━━ Working data ━━

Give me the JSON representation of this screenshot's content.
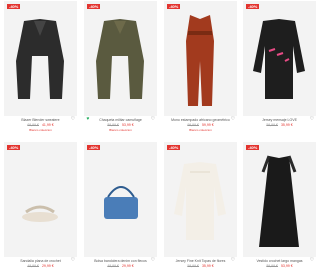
{
  "products": [
    {
      "badge": "-40%",
      "brand": "",
      "title": "Blazer Blender sweatere",
      "old_price": "69,99 €",
      "new_price": "41,99 €",
      "extra": "Blanco coleccion",
      "favorite_icon": "heart-outline-icon",
      "image": {
        "kind": "jacket",
        "color": "#2c2c2c"
      }
    },
    {
      "badge": "-40%",
      "brand": "",
      "title": "Chaqueta militar camuflage",
      "old_price": "89,99 €",
      "new_price": "53,99 €",
      "extra": "Blanco coleccion",
      "favorite_icon": "heart-outline-icon",
      "image": {
        "kind": "jacket",
        "color": "#5a5a3f"
      }
    },
    {
      "badge": "-40%",
      "brand": "",
      "title": "Mono estampado africano geométrico",
      "old_price": "99,99 €",
      "new_price": "59,99 €",
      "extra": "Blanco coleccion",
      "favorite_icon": "heart-outline-icon",
      "image": {
        "kind": "jumpsuit",
        "color": "#a23a1e"
      }
    },
    {
      "badge": "-40%",
      "brand": "",
      "title": "Jersey mensaje LOVE",
      "old_price": "59,99 €",
      "new_price": "35,99 €",
      "extra": "",
      "favorite_icon": "heart-outline-icon",
      "image": {
        "kind": "sweater",
        "color": "#1e1e1e"
      }
    },
    {
      "badge": "-40%",
      "brand": "",
      "title": "Sandalia plana de crochet",
      "old_price": "49,99 €",
      "new_price": "29,99 €",
      "extra": "",
      "favorite_icon": "heart-outline-icon",
      "image": {
        "kind": "sandal",
        "color": "#e8dfd2"
      }
    },
    {
      "badge": "-40%",
      "brand": "",
      "title": "Bolsa bandolera denim con flecos",
      "old_price": "49,99 €",
      "new_price": "29,99 €",
      "extra": "",
      "favorite_icon": "heart-outline-icon",
      "image": {
        "kind": "bag",
        "color": "#4a7db8"
      }
    },
    {
      "badge": "-40%",
      "brand": "",
      "title": "Jersey Fine Knit Topas de flores",
      "old_price": "59,99 €",
      "new_price": "35,99 €",
      "extra": "",
      "favorite_icon": "heart-outline-icon",
      "image": {
        "kind": "sweater",
        "color": "#f3efe7"
      }
    },
    {
      "badge": "-40%",
      "brand": "",
      "title": "Vestido crochet largo mangas",
      "old_price": "89,99 €",
      "new_price": "53,99 €",
      "extra": "",
      "favorite_icon": "heart-outline-icon",
      "image": {
        "kind": "dress",
        "color": "#1a1a1a"
      }
    }
  ]
}
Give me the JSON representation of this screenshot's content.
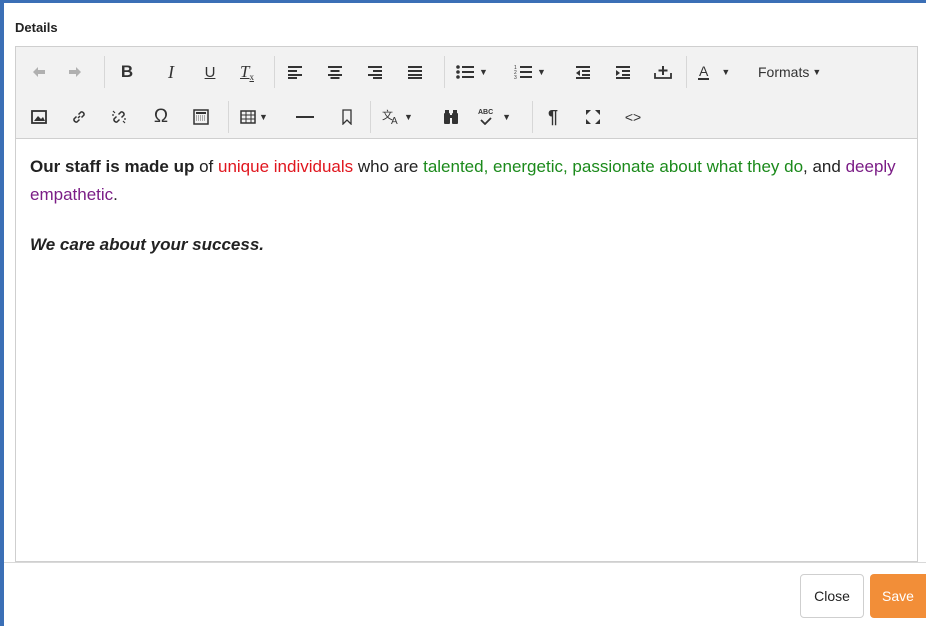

━━━

# [Task to complete]
From the material, report only how many lines include the word "Jersey".

# [The response]
2